GOAL: Output the material word for word. Leave each picture out.

MATERIAL FOR THIS EXERCISE:
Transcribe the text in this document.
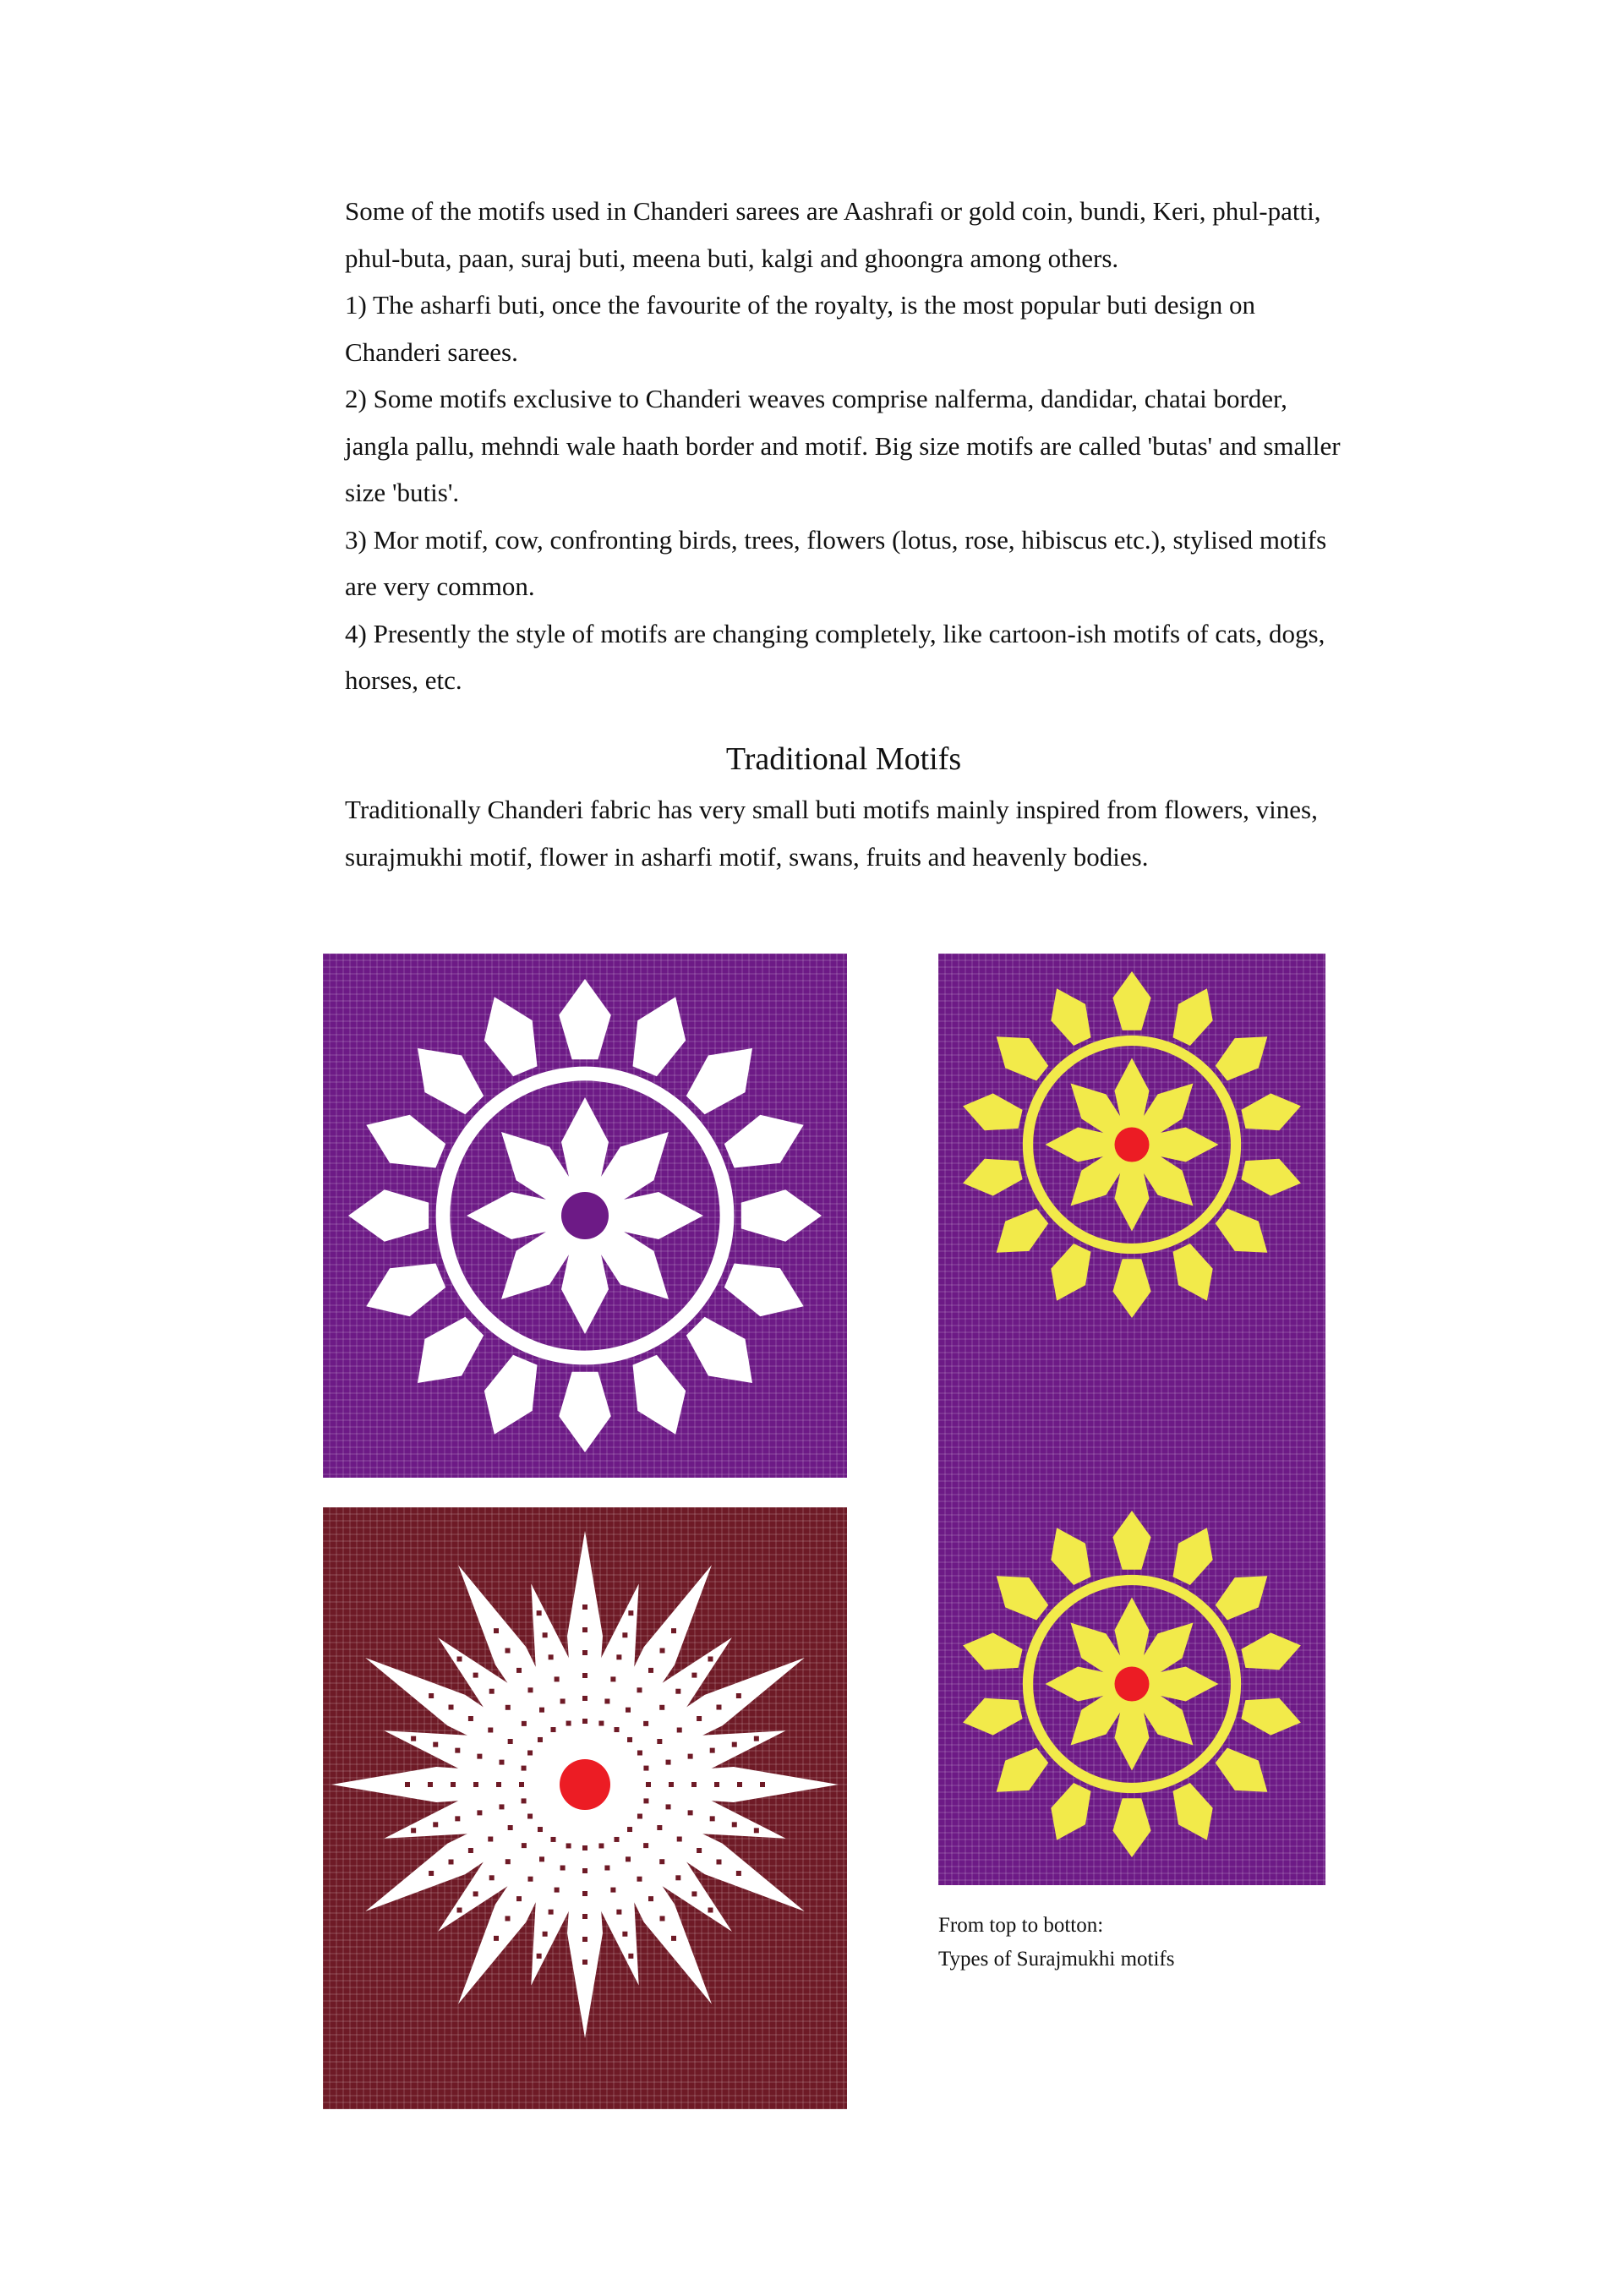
Some of the motifs used in Chanderi sarees are Aashrafi or gold coin, bundi, Keri, phul-patti, phul-buta, paan, suraj buti, meena buti, kalgi and ghoongra among others.

1) The asharfi buti, once the favourite of the royalty, is the most popular buti design on Chanderi sarees.

2) Some motifs exclusive to Chanderi weaves comprise nalferma, dandidar, chatai border, jangla pallu, mehndi wale haath border and motif. Big size motifs are called 'butas' and smaller size 'butis'.

3) Mor motif, cow, confronting birds, trees, flowers (lotus, rose, hibiscus etc.), stylised motifs are very common.

4) Presently the style of motifs are changing completely, like cartoon-ish motifs of cats, dogs, horses, etc.

Traditional Motifs

Traditionally Chanderi fabric has very small buti motifs mainly inspired from flowers, vines, surajmukhi motif, flower in asharfi motif, swans, fruits and heavenly bodies.

From top to botton:
Types of Surajmukhi motifs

WRITTEN ANSWER:
Transcribe the text in this document.
Some of the motifs used in Chanderi sarees are Aashrafi or gold coin, bundi, Keri, phul-patti, phul-buta, paan, suraj buti, meena buti, kalgi and ghoongra among others.

1) The asharfi buti, once the favourite of the royalty, is the most popular buti design on Chanderi sarees.

2) Some motifs exclusive to Chanderi weaves comprise nalferma, dandidar, chatai border, jangla pallu, mehndi wale haath border and motif. Big size motifs are called 'butas' and smaller size 'butis'.

3) Mor motif, cow, confronting birds, trees, flowers (lotus, rose, hibiscus etc.), stylised motifs are very common.

4) Presently the style of motifs are changing completely, like cartoon-ish motifs of cats, dogs, horses, etc.

Traditional Motifs

Traditionally Chanderi fabric has very small buti motifs mainly inspired from flowers, vines, surajmukhi motif, flower in asharfi motif, swans, fruits and heavenly bodies.

From top to botton:
Types of Surajmukhi motifs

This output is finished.